● Exercise input

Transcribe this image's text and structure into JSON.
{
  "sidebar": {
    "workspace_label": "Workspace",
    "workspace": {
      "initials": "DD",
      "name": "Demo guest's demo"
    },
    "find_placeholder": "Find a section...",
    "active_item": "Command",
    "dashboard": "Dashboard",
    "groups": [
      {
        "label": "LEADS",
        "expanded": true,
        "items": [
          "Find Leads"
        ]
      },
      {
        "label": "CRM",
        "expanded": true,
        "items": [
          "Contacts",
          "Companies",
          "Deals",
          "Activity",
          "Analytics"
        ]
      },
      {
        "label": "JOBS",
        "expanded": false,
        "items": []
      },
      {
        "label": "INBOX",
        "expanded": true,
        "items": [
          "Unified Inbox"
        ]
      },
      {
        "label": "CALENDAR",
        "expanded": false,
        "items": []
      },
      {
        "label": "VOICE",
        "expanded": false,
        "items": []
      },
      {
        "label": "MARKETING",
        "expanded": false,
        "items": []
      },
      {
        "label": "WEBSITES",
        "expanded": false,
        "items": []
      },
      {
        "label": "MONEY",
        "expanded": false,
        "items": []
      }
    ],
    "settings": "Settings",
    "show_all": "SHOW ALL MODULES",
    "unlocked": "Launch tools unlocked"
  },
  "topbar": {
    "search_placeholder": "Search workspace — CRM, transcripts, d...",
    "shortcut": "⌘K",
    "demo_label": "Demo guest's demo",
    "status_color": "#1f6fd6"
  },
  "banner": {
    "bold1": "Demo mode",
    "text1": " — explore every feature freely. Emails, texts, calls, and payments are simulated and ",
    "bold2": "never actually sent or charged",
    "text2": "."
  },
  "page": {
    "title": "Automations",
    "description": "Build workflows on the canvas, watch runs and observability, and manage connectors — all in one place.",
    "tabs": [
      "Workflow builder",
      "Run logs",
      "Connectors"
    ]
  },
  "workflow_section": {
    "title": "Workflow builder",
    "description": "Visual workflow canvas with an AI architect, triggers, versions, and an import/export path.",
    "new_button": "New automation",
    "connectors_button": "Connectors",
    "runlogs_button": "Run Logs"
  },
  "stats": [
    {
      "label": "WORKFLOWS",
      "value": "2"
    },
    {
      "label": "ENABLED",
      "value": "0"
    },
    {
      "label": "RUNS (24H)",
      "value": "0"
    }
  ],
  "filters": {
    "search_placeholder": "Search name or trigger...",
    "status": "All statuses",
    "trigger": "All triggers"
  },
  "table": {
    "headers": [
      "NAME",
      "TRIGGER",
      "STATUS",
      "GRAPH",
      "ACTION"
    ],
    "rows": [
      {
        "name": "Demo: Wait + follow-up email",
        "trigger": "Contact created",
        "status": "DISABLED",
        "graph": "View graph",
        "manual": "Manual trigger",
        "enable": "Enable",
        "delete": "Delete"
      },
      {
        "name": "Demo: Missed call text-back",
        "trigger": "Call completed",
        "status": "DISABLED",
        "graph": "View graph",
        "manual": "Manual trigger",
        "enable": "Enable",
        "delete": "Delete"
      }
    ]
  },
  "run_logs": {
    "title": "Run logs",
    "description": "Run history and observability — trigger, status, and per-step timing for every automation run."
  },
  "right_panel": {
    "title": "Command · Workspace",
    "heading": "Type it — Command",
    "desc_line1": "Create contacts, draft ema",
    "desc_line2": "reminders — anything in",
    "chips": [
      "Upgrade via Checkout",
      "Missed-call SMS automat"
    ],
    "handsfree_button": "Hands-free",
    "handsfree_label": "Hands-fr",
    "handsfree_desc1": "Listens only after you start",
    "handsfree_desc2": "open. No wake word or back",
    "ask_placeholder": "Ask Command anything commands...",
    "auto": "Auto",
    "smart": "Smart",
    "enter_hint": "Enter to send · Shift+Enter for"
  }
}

● Directions for this task
Recopy the entries above in their entirety, exactly.

● Exercise output
Transcribe this image's text and structure into JSON.
{
  "sidebar": {
    "workspace_label": "Workspace",
    "workspace": {
      "initials": "DD",
      "name": "Demo guest's demo"
    },
    "find_placeholder": "Find a section...",
    "active_item": "Command",
    "dashboard": "Dashboard",
    "groups": [
      {
        "label": "LEADS",
        "expanded": true,
        "items": [
          "Find Leads"
        ]
      },
      {
        "label": "CRM",
        "expanded": true,
        "items": [
          "Contacts",
          "Companies",
          "Deals",
          "Activity",
          "Analytics"
        ]
      },
      {
        "label": "JOBS",
        "expanded": false,
        "items": []
      },
      {
        "label": "INBOX",
        "expanded": true,
        "items": [
          "Unified Inbox"
        ]
      },
      {
        "label": "CALENDAR",
        "expanded": false,
        "items": []
      },
      {
        "label": "VOICE",
        "expanded": false,
        "items": []
      },
      {
        "label": "MARKETING",
        "expanded": false,
        "items": []
      },
      {
        "label": "WEBSITES",
        "expanded": false,
        "items": []
      },
      {
        "label": "MONEY",
        "expanded": false,
        "items": []
      }
    ],
    "settings": "Settings",
    "show_all": "SHOW ALL MODULES",
    "unlocked": "Launch tools unlocked"
  },
  "topbar": {
    "search_placeholder": "Search workspace — CRM, transcripts, d...",
    "shortcut": "⌘K",
    "demo_label": "Demo guest's demo",
    "status_color": "#1f6fd6"
  },
  "banner": {
    "bold1": "Demo mode",
    "text1": " — explore every feature freely. Emails, texts, calls, and payments are simulated and ",
    "bold2": "never actually sent or charged",
    "text2": "."
  },
  "page": {
    "title": "Automations",
    "description": "Build workflows on the canvas, watch runs and observability, and manage connectors — all in one place.",
    "tabs": [
      "Workflow builder",
      "Run logs",
      "Connectors"
    ]
  },
  "workflow_section": {
    "title": "Workflow builder",
    "description": "Visual workflow canvas with an AI architect, triggers, versions, and an import/export path.",
    "new_button": "New automation",
    "connectors_button": "Connectors",
    "runlogs_button": "Run Logs"
  },
  "stats": [
    {
      "label": "WORKFLOWS",
      "value": "2"
    },
    {
      "label": "ENABLED",
      "value": "0"
    },
    {
      "label": "RUNS (24H)",
      "value": "0"
    }
  ],
  "filters": {
    "search_placeholder": "Search name or trigger...",
    "status": "All statuses",
    "trigger": "All triggers"
  },
  "table": {
    "headers": [
      "NAME",
      "TRIGGER",
      "STATUS",
      "GRAPH",
      "ACTION"
    ],
    "rows": [
      {
        "name": "Demo: Wait + follow-up email",
        "trigger": "Contact created",
        "status": "DISABLED",
        "graph": "View graph",
        "manual": "Manual trigger",
        "enable": "Enable",
        "delete": "Delete"
      },
      {
        "name": "Demo: Missed call text-back",
        "trigger": "Call completed",
        "status": "DISABLED",
        "graph": "View graph",
        "manual": "Manual trigger",
        "enable": "Enable",
        "delete": "Delete"
      }
    ]
  },
  "run_logs": {
    "title": "Run logs",
    "description": "Run history and observability — trigger, status, and per-step timing for every automation run."
  },
  "right_panel": {
    "title": "Command · Workspace",
    "heading": "Type it — Command",
    "desc_line1": "Create contacts, draft ema",
    "desc_line2": "reminders — anything in",
    "chips": [
      "Upgrade via Checkout",
      "Missed-call SMS automat"
    ],
    "handsfree_button": "Hands-free",
    "handsfree_label": "Hands-fr",
    "handsfree_desc1": "Listens only after you start",
    "handsfree_desc2": "open. No wake word or back",
    "ask_placeholder": "Ask Command anything commands...",
    "auto": "Auto",
    "smart": "Smart",
    "enter_hint": "Enter to send · Shift+Enter for"
  }
}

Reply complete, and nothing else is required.